[Written exercise]
Repeat each of the entries below line for line, with every character and number left unchanged.

[Data]

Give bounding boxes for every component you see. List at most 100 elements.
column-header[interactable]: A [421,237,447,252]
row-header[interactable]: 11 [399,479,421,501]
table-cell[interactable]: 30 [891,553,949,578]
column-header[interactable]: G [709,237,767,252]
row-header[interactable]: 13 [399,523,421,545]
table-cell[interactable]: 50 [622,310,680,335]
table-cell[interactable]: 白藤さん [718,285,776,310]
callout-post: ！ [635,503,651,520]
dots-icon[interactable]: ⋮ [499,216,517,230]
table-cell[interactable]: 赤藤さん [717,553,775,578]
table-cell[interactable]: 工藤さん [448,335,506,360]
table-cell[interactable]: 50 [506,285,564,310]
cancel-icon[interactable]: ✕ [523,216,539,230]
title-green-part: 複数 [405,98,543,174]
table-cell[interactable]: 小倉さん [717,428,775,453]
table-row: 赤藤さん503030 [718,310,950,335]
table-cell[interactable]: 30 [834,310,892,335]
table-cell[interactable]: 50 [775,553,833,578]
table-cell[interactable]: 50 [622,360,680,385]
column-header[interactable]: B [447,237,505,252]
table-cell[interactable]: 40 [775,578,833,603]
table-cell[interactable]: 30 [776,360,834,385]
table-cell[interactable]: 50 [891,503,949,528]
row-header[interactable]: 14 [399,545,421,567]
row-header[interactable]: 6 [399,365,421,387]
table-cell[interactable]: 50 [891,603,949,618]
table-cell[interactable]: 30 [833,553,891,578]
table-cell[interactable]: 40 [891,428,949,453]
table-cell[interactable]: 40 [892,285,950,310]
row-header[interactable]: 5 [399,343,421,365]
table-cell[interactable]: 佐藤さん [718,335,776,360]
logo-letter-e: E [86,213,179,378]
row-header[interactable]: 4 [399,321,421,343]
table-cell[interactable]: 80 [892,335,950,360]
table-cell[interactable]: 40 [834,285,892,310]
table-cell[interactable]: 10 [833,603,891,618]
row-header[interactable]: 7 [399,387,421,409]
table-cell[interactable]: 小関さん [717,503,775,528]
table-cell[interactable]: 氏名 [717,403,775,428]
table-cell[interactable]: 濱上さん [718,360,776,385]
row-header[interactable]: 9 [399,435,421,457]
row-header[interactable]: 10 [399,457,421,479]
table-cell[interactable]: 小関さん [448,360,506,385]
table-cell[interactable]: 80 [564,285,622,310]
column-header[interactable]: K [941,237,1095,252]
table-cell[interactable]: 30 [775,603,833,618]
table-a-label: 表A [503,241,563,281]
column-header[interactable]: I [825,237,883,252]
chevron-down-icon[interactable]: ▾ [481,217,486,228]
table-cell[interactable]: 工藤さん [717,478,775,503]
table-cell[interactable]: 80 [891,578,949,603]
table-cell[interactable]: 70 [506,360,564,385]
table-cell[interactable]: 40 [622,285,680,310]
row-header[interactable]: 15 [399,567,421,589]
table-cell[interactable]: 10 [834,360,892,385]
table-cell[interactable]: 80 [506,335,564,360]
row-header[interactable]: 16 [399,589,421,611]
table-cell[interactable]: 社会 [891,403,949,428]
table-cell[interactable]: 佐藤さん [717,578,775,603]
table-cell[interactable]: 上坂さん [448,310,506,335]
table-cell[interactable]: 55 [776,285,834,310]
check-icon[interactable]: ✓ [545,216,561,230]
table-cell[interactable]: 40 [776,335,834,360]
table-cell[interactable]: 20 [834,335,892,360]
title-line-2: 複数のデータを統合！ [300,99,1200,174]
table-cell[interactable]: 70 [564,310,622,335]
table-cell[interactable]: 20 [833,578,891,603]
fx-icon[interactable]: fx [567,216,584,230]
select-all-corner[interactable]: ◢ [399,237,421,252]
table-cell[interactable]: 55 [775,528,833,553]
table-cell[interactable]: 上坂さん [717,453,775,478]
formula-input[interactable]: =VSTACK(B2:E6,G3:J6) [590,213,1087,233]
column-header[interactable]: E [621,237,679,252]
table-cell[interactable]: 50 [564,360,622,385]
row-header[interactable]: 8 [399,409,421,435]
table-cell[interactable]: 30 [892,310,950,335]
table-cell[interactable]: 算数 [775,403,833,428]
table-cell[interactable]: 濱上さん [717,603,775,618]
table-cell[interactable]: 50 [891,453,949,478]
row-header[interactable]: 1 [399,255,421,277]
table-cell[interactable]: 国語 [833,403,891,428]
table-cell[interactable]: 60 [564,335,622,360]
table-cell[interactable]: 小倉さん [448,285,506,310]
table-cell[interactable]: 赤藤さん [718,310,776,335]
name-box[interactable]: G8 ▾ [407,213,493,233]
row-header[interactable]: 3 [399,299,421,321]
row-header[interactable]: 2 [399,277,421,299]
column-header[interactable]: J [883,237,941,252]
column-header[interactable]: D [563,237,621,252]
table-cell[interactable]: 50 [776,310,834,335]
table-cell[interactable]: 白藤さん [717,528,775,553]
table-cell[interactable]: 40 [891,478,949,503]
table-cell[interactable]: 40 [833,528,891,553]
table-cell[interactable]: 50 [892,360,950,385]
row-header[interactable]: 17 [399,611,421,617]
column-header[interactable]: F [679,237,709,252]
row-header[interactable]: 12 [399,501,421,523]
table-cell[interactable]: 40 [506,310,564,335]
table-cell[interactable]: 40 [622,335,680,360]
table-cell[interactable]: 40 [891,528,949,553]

[Output below]
Give bounding boxes for every component you see. List at most 100 elements.
column-header[interactable]: A [421,237,447,252]
row-header[interactable]: 11 [399,479,421,501]
table-cell[interactable]: 30 [891,553,949,578]
column-header[interactable]: G [709,237,767,252]
row-header[interactable]: 13 [399,523,421,545]
table-cell[interactable]: 50 [622,310,680,335]
table-cell[interactable]: 白藤さん [718,285,776,310]
callout-post: ！ [635,503,651,520]
dots-icon[interactable]: ⋮ [499,216,517,230]
table-cell[interactable]: 赤藤さん [717,553,775,578]
table-cell[interactable]: 工藤さん [448,335,506,360]
table-cell[interactable]: 50 [506,285,564,310]
cancel-icon[interactable]: ✕ [523,216,539,230]
title-green-part: 複数 [405,98,543,174]
table-cell[interactable]: 小倉さん [717,428,775,453]
table-row: 赤藤さん503030 [718,310,950,335]
table-cell[interactable]: 30 [834,310,892,335]
table-cell[interactable]: 50 [775,553,833,578]
table-cell[interactable]: 50 [622,360,680,385]
column-header[interactable]: B [447,237,505,252]
table-cell[interactable]: 40 [775,578,833,603]
table-cell[interactable]: 30 [776,360,834,385]
table-cell[interactable]: 50 [891,503,949,528]
row-header[interactable]: 14 [399,545,421,567]
row-header[interactable]: 6 [399,365,421,387]
table-cell[interactable]: 50 [891,603,949,618]
table-cell[interactable]: 30 [833,553,891,578]
table-cell[interactable]: 40 [891,428,949,453]
table-cell[interactable]: 40 [892,285,950,310]
row-header[interactable]: 5 [399,343,421,365]
table-cell[interactable]: 佐藤さん [718,335,776,360]
logo-letter-e: E [86,213,179,378]
row-header[interactable]: 4 [399,321,421,343]
table-cell[interactable]: 80 [892,335,950,360]
table-cell[interactable]: 40 [834,285,892,310]
table-cell[interactable]: 10 [833,603,891,618]
row-header[interactable]: 7 [399,387,421,409]
table-cell[interactable]: 小関さん [717,503,775,528]
table-cell[interactable]: 氏名 [717,403,775,428]
table-cell[interactable]: 濱上さん [718,360,776,385]
row-header[interactable]: 9 [399,435,421,457]
row-header[interactable]: 10 [399,457,421,479]
table-cell[interactable]: 小関さん [448,360,506,385]
table-cell[interactable]: 80 [564,285,622,310]
column-header[interactable]: K [941,237,1095,252]
table-cell[interactable]: 30 [775,603,833,618]
table-a-label: 表A [503,241,563,281]
column-header[interactable]: I [825,237,883,252]
chevron-down-icon[interactable]: ▾ [481,217,486,228]
table-cell[interactable]: 工藤さん [717,478,775,503]
table-cell[interactable]: 80 [891,578,949,603]
table-cell[interactable]: 70 [506,360,564,385]
table-cell[interactable]: 40 [622,285,680,310]
row-header[interactable]: 15 [399,567,421,589]
table-cell[interactable]: 10 [834,360,892,385]
table-cell[interactable]: 80 [506,335,564,360]
row-header[interactable]: 16 [399,589,421,611]
table-cell[interactable]: 社会 [891,403,949,428]
table-cell[interactable]: 佐藤さん [717,578,775,603]
table-cell[interactable]: 上坂さん [448,310,506,335]
table-cell[interactable]: 55 [776,285,834,310]
check-icon[interactable]: ✓ [545,216,561,230]
table-cell[interactable]: 40 [776,335,834,360]
table-cell[interactable]: 20 [834,335,892,360]
title-line-2: 複数のデータを統合！ [300,99,1200,174]
table-cell[interactable]: 70 [564,310,622,335]
table-cell[interactable]: 20 [833,578,891,603]
fx-icon[interactable]: fx [567,216,584,230]
select-all-corner[interactable]: ◢ [399,237,421,252]
table-cell[interactable]: 55 [775,528,833,553]
table-cell[interactable]: 上坂さん [717,453,775,478]
formula-input[interactable]: =VSTACK(B2:E6,G3:J6) [590,213,1087,233]
column-header[interactable]: E [621,237,679,252]
table-cell[interactable]: 50 [564,360,622,385]
row-header[interactable]: 8 [399,409,421,435]
table-cell[interactable]: 30 [892,310,950,335]
table-cell[interactable]: 算数 [775,403,833,428]
table-cell[interactable]: 濱上さん [717,603,775,618]
table-cell[interactable]: 50 [891,453,949,478]
row-header[interactable]: 1 [399,255,421,277]
table-cell[interactable]: 国語 [833,403,891,428]
table-cell[interactable]: 60 [564,335,622,360]
table-cell[interactable]: 小倉さん [448,285,506,310]
table-cell[interactable]: 赤藤さん [718,310,776,335]
name-box[interactable]: G8 ▾ [407,213,493,233]
row-header[interactable]: 3 [399,299,421,321]
row-header[interactable]: 2 [399,277,421,299]
column-header[interactable]: J [883,237,941,252]
column-header[interactable]: D [563,237,621,252]
table-cell[interactable]: 50 [776,310,834,335]
table-cell[interactable]: 白藤さん [717,528,775,553]
table-cell[interactable]: 40 [891,478,949,503]
table-cell[interactable]: 40 [833,528,891,553]
table-cell[interactable]: 50 [892,360,950,385]
row-header[interactable]: 17 [399,611,421,617]
column-header[interactable]: F [679,237,709,252]
row-header[interactable]: 12 [399,501,421,523]
table-cell[interactable]: 40 [506,310,564,335]
table-cell[interactable]: 40 [622,335,680,360]
table-cell[interactable]: 40 [891,528,949,553]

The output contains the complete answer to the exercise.